(PROVIDED ENTRIES)
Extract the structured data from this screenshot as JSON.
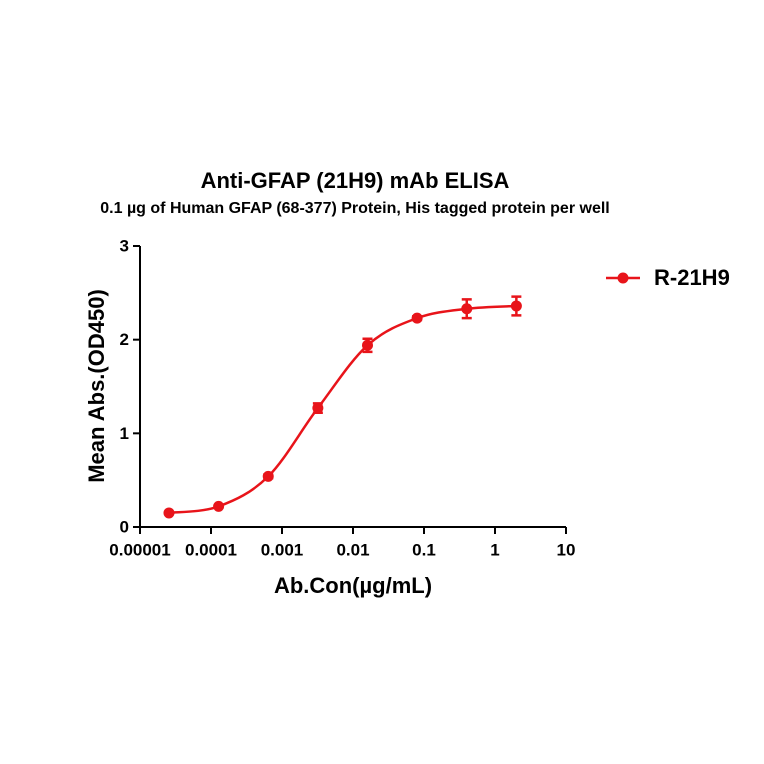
{
  "chart_data": {
    "type": "scatter",
    "title": "Anti-GFAP (21H9) mAb ELISA",
    "subtitle": "0.1  µg of Human GFAP (68-377) Protein, His  tagged protein per well",
    "x_label": "Ab.Con(µg/mL)",
    "y_label": "Mean Abs.(OD450)",
    "xscale": "log",
    "xlim": [
      1e-05,
      10
    ],
    "xticks": [
      1e-05,
      0.0001,
      0.001,
      0.01,
      0.1,
      1,
      10
    ],
    "ylim": [
      0,
      3
    ],
    "yticks": [
      0,
      1,
      2,
      3
    ],
    "legend": "right",
    "series": [
      {
        "name": "R-21H9",
        "color": "#e8141a",
        "x": [
          2.56e-05,
          0.000128,
          0.00064,
          0.0032,
          0.016,
          0.08,
          0.4,
          2
        ],
        "values": [
          0.15,
          0.22,
          0.54,
          1.27,
          1.94,
          2.23,
          2.33,
          2.36
        ],
        "errors": [
          0.01,
          0.01,
          0.02,
          0.05,
          0.07,
          0.02,
          0.1,
          0.1
        ]
      }
    ]
  }
}
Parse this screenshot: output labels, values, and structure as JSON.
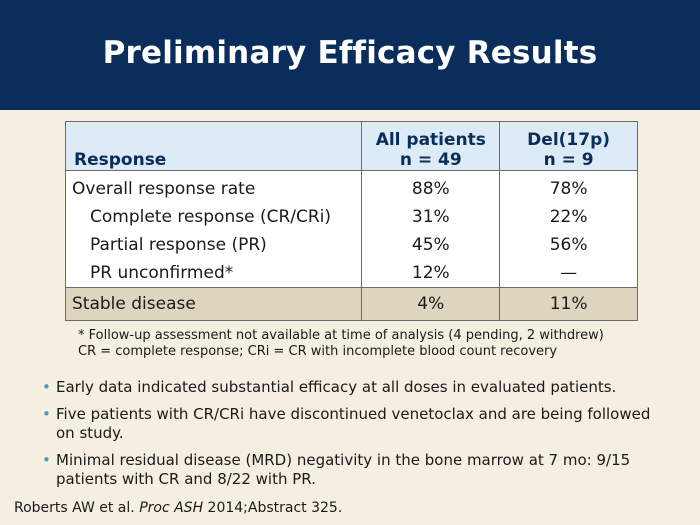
{
  "slide": {
    "title": "Preliminary Efficacy Results"
  },
  "table": {
    "headers": {
      "response": "Response",
      "col1_line1": "All patients",
      "col1_line2": "n = 49",
      "col2_line1": "Del(17p)",
      "col2_line2": "n = 9"
    },
    "rows": [
      {
        "label": "Overall response rate",
        "all": "88%",
        "del": "78%"
      },
      {
        "label": "Complete response (CR/CRi)",
        "all": "31%",
        "del": "22%"
      },
      {
        "label": "Partial response (PR)",
        "all": "45%",
        "del": "56%"
      },
      {
        "label": "PR unconfirmed*",
        "all": "12%",
        "del": "—"
      }
    ],
    "stable": {
      "label": "Stable disease",
      "all": "4%",
      "del": "11%"
    }
  },
  "footnotes": {
    "line1": "* Follow-up assessment not available at time of analysis (4 pending, 2 withdrew)",
    "line2": "CR = complete response; CRi = CR with incomplete blood count recovery"
  },
  "bullets": [
    "Early data indicated substantial efficacy at all doses in evaluated patients.",
    "Five patients with CR/CRi have discontinued venetoclax and are being followed on study.",
    "Minimal residual disease (MRD) negativity in the bone marrow at 7 mo: 9/15 patients with CR and 8/22 with PR."
  ],
  "citation": {
    "authors": "Roberts AW et al. ",
    "journal": "Proc ASH",
    "rest": " 2014;Abstract 325."
  },
  "colors": {
    "title_bar": "#0b2d5b",
    "background": "#f4efe0",
    "header_fill": "#dcebf5",
    "stable_fill": "#ddd5be",
    "bullet": "#3f9fbf"
  }
}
(End PROVIDED ENTRIES)
PROBLEM: Could you give the listing again exactly, minus its pictures?

OUTPUT OF THE EXERCISE:
Extract the structured data from this screenshot as JSON.
{
  "chart_data": {
    "type": "scatter",
    "title": "Anti-GFAP (21H9) mAb ELISA",
    "subtitle": "0.1  µg of Human GFAP (68-377) Protein, His  tagged protein per well",
    "x_label": "Ab.Con(µg/mL)",
    "y_label": "Mean Abs.(OD450)",
    "xscale": "log",
    "xlim": [
      1e-05,
      10
    ],
    "xticks": [
      1e-05,
      0.0001,
      0.001,
      0.01,
      0.1,
      1,
      10
    ],
    "ylim": [
      0,
      3
    ],
    "yticks": [
      0,
      1,
      2,
      3
    ],
    "legend": "right",
    "series": [
      {
        "name": "R-21H9",
        "color": "#e8141a",
        "x": [
          2.56e-05,
          0.000128,
          0.00064,
          0.0032,
          0.016,
          0.08,
          0.4,
          2
        ],
        "values": [
          0.15,
          0.22,
          0.54,
          1.27,
          1.94,
          2.23,
          2.33,
          2.36
        ],
        "errors": [
          0.01,
          0.01,
          0.02,
          0.05,
          0.07,
          0.02,
          0.1,
          0.1
        ]
      }
    ]
  }
}
Parse this screenshot: output labels, values, and structure as JSON.
{
  "slide": {
    "title": "Preliminary Efficacy Results"
  },
  "table": {
    "headers": {
      "response": "Response",
      "col1_line1": "All patients",
      "col1_line2": "n = 49",
      "col2_line1": "Del(17p)",
      "col2_line2": "n = 9"
    },
    "rows": [
      {
        "label": "Overall response rate",
        "all": "88%",
        "del": "78%"
      },
      {
        "label": "Complete response (CR/CRi)",
        "all": "31%",
        "del": "22%"
      },
      {
        "label": "Partial response (PR)",
        "all": "45%",
        "del": "56%"
      },
      {
        "label": "PR unconfirmed*",
        "all": "12%",
        "del": "—"
      }
    ],
    "stable": {
      "label": "Stable disease",
      "all": "4%",
      "del": "11%"
    }
  },
  "footnotes": {
    "line1": "* Follow-up assessment not available at time of analysis (4 pending, 2 withdrew)",
    "line2": "CR = complete response; CRi = CR with incomplete blood count recovery"
  },
  "bullets": [
    "Early data indicated substantial efficacy at all doses in evaluated patients.",
    "Five patients with CR/CRi have discontinued venetoclax and are being followed on study.",
    "Minimal residual disease (MRD) negativity in the bone marrow at 7 mo: 9/15 patients with CR and 8/22 with PR."
  ],
  "citation": {
    "authors": "Roberts AW et al. ",
    "journal": "Proc ASH",
    "rest": " 2014;Abstract 325."
  },
  "colors": {
    "title_bar": "#0b2d5b",
    "background": "#f4efe0",
    "header_fill": "#dcebf5",
    "stable_fill": "#ddd5be",
    "bullet": "#3f9fbf"
  }
}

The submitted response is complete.